WHAT IS BEING ASKED:
Find the word "Index" in the material below and gather every line that contains it.
>> START DATASET
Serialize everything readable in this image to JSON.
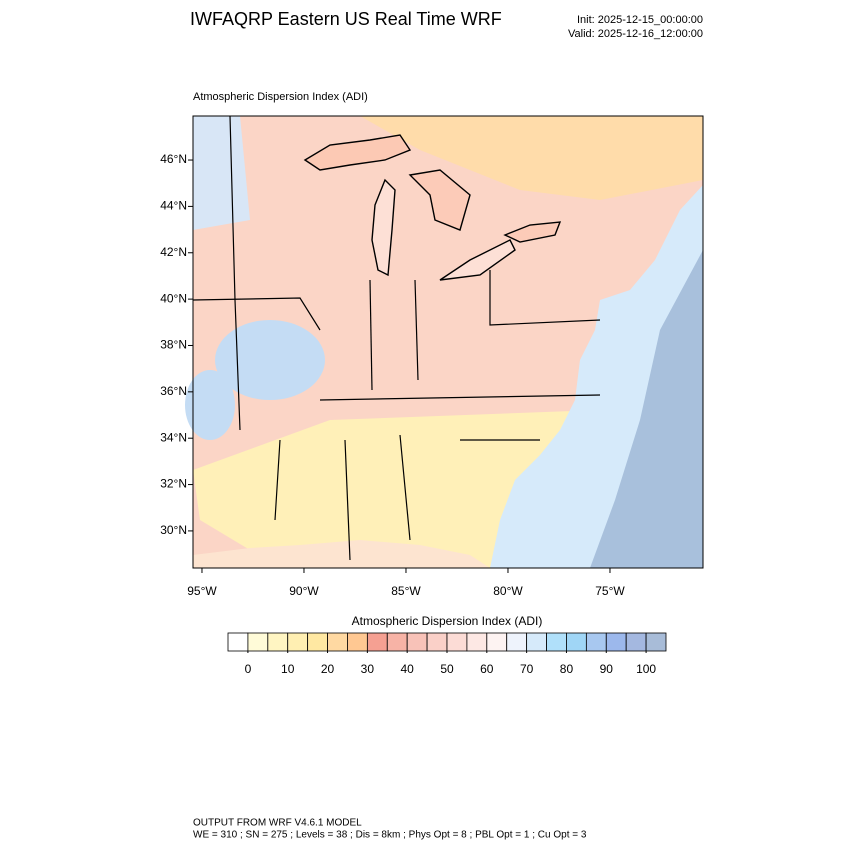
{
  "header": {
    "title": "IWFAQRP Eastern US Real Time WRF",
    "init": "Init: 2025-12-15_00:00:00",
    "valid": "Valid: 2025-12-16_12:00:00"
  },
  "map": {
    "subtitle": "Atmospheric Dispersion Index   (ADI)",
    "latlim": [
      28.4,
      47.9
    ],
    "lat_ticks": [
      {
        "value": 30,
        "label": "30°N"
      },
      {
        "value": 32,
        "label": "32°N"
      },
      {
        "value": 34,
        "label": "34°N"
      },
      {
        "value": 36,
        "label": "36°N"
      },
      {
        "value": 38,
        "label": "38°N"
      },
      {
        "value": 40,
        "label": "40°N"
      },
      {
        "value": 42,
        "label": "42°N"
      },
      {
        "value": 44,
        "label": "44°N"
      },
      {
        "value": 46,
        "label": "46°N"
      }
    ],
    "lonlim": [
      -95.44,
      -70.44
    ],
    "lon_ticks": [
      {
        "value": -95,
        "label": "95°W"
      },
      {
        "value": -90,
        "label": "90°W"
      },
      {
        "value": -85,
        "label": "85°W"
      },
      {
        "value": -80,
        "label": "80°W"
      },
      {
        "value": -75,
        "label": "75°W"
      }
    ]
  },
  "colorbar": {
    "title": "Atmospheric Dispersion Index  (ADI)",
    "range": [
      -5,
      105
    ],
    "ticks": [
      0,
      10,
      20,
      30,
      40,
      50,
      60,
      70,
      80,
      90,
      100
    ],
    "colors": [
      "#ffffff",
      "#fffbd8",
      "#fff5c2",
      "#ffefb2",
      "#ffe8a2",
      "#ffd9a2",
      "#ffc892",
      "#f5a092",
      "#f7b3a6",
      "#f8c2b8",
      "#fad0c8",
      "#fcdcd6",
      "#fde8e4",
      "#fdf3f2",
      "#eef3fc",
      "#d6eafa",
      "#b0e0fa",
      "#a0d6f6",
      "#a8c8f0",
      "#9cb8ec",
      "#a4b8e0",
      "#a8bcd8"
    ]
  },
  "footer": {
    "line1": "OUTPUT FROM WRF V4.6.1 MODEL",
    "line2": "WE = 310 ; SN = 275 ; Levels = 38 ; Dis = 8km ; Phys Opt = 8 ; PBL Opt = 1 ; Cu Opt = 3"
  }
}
>> END DATASET
ANSWER TO THE TASK:
    "subtitle": "Atmospheric Dispersion Index   (ADI)",
    "title": "Atmospheric Dispersion Index  (ADI)",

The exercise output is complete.